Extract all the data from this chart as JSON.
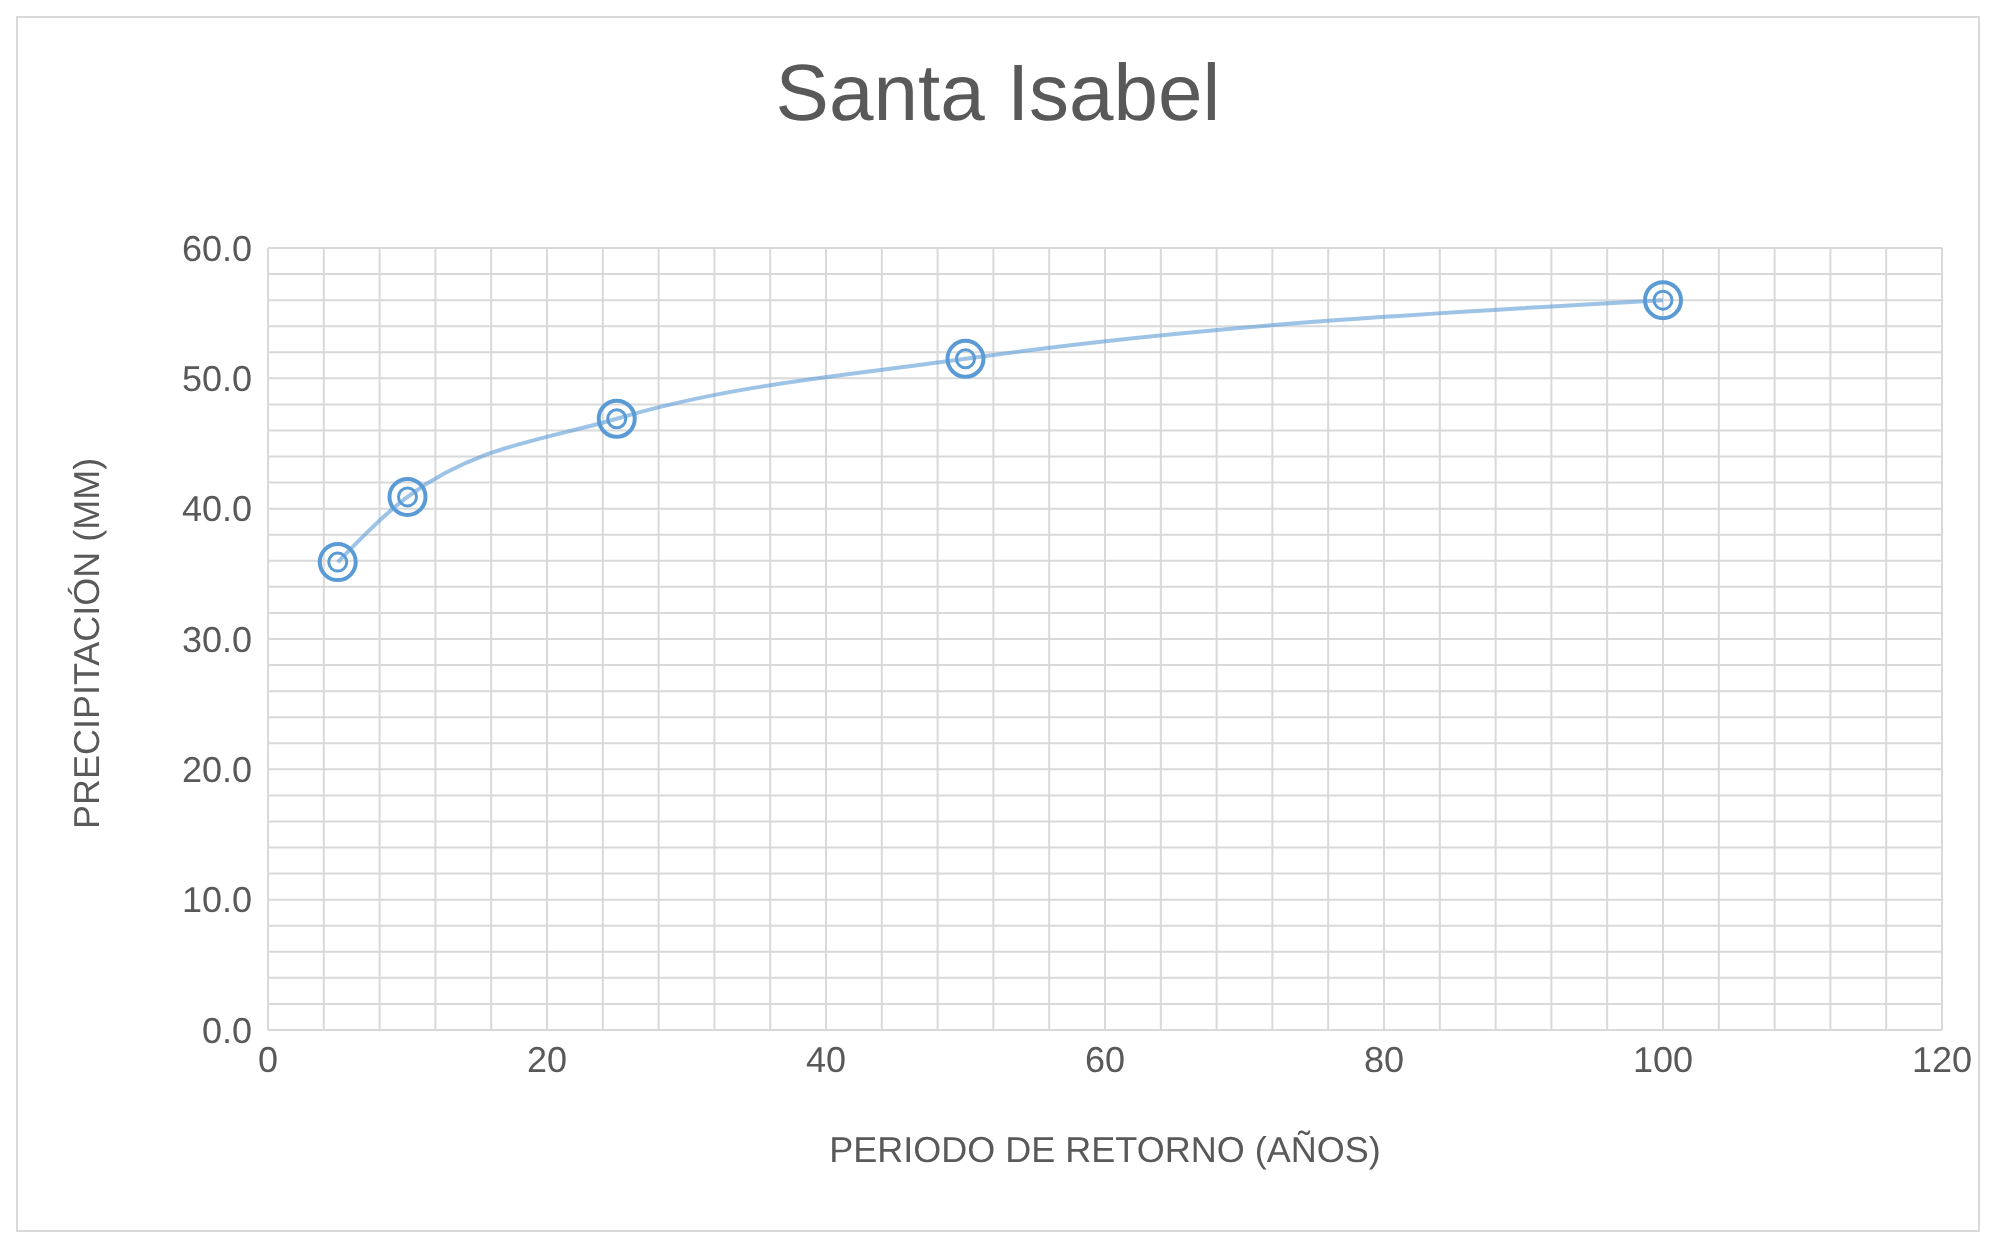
{
  "chart_data": {
    "type": "line",
    "title": "Santa Isabel",
    "xlabel": "PERIODO DE RETORNO (AÑOS)",
    "ylabel": "PRECIPITACIÓN (MM)",
    "x": [
      5,
      10,
      25,
      50,
      100
    ],
    "series": [
      {
        "color": "#5b9bd5",
        "values": [
          35.9,
          40.9,
          46.9,
          51.5,
          56.0
        ]
      }
    ],
    "xlim": [
      0,
      120
    ],
    "xticks": [
      0,
      {
        "value": 4,
        "label": null
      },
      {
        "value": 8,
        "label": null
      },
      {
        "value": 12,
        "label": null
      },
      {
        "value": 16,
        "label": null
      },
      20,
      {
        "value": 24,
        "label": null
      },
      {
        "value": 28,
        "label": null
      },
      {
        "value": 32,
        "label": null
      },
      {
        "value": 36,
        "label": null
      },
      40,
      {
        "value": 44,
        "label": null
      },
      {
        "value": 48,
        "label": null
      },
      {
        "value": 52,
        "label": null
      },
      {
        "value": 56,
        "label": null
      },
      60,
      {
        "value": 64,
        "label": null
      },
      {
        "value": 68,
        "label": null
      },
      {
        "value": 72,
        "label": null
      },
      {
        "value": 76,
        "label": null
      },
      80,
      {
        "value": 84,
        "label": null
      },
      {
        "value": 88,
        "label": null
      },
      {
        "value": 92,
        "label": null
      },
      {
        "value": 96,
        "label": null
      },
      100,
      {
        "value": 104,
        "label": null
      },
      {
        "value": 108,
        "label": null
      },
      {
        "value": 112,
        "label": null
      },
      {
        "value": 116,
        "label": null
      },
      120
    ],
    "ylim": [
      0,
      60
    ],
    "yticks": [
      {
        "value": 0,
        "label": "0.0"
      },
      {
        "value": 2,
        "label": null
      },
      {
        "value": 4,
        "label": null
      },
      {
        "value": 6,
        "label": null
      },
      {
        "value": 8,
        "label": null
      },
      {
        "value": 10,
        "label": "10.0"
      },
      {
        "value": 12,
        "label": null
      },
      {
        "value": 14,
        "label": null
      },
      {
        "value": 16,
        "label": null
      },
      {
        "value": 18,
        "label": null
      },
      {
        "value": 20,
        "label": "20.0"
      },
      {
        "value": 22,
        "label": null
      },
      {
        "value": 24,
        "label": null
      },
      {
        "value": 26,
        "label": null
      },
      {
        "value": 28,
        "label": null
      },
      {
        "value": 30,
        "label": "30.0"
      },
      {
        "value": 32,
        "label": null
      },
      {
        "value": 34,
        "label": null
      },
      {
        "value": 36,
        "label": null
      },
      {
        "value": 38,
        "label": null
      },
      {
        "value": 40,
        "label": "40.0"
      },
      {
        "value": 42,
        "label": null
      },
      {
        "value": 44,
        "label": null
      },
      {
        "value": 46,
        "label": null
      },
      {
        "value": 48,
        "label": null
      },
      {
        "value": 50,
        "label": "50.0"
      },
      {
        "value": 52,
        "label": null
      },
      {
        "value": 54,
        "label": null
      },
      {
        "value": 56,
        "label": null
      },
      {
        "value": 58,
        "label": null
      },
      {
        "value": 60,
        "label": "60.0"
      }
    ],
    "grid": true,
    "marker": "circle",
    "line_style": "solid",
    "legend": false
  }
}
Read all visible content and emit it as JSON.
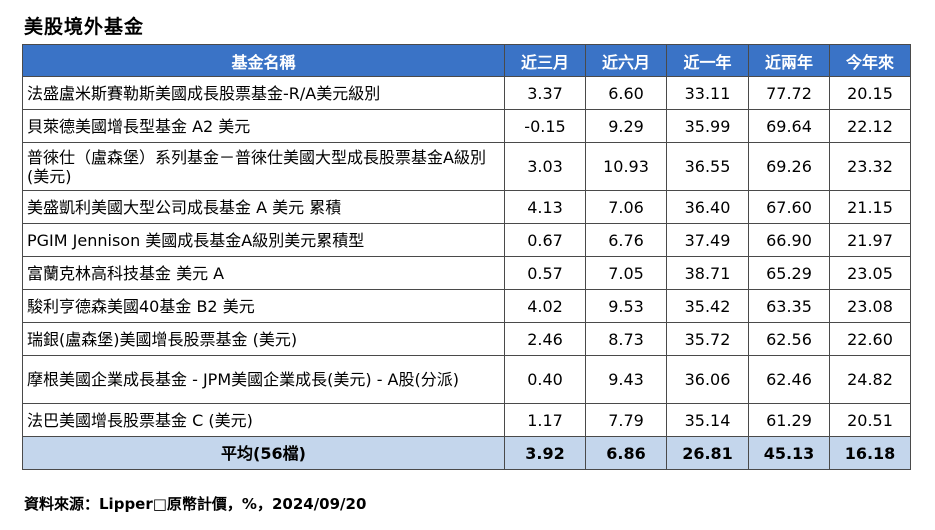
● ● ●
— Problem details —
Search the entries for the string "JSON" and collect each line that has it.

— Answer to the problem —
Extract all the data from this chart as JSON.
Read all visible content and emit it as JSON.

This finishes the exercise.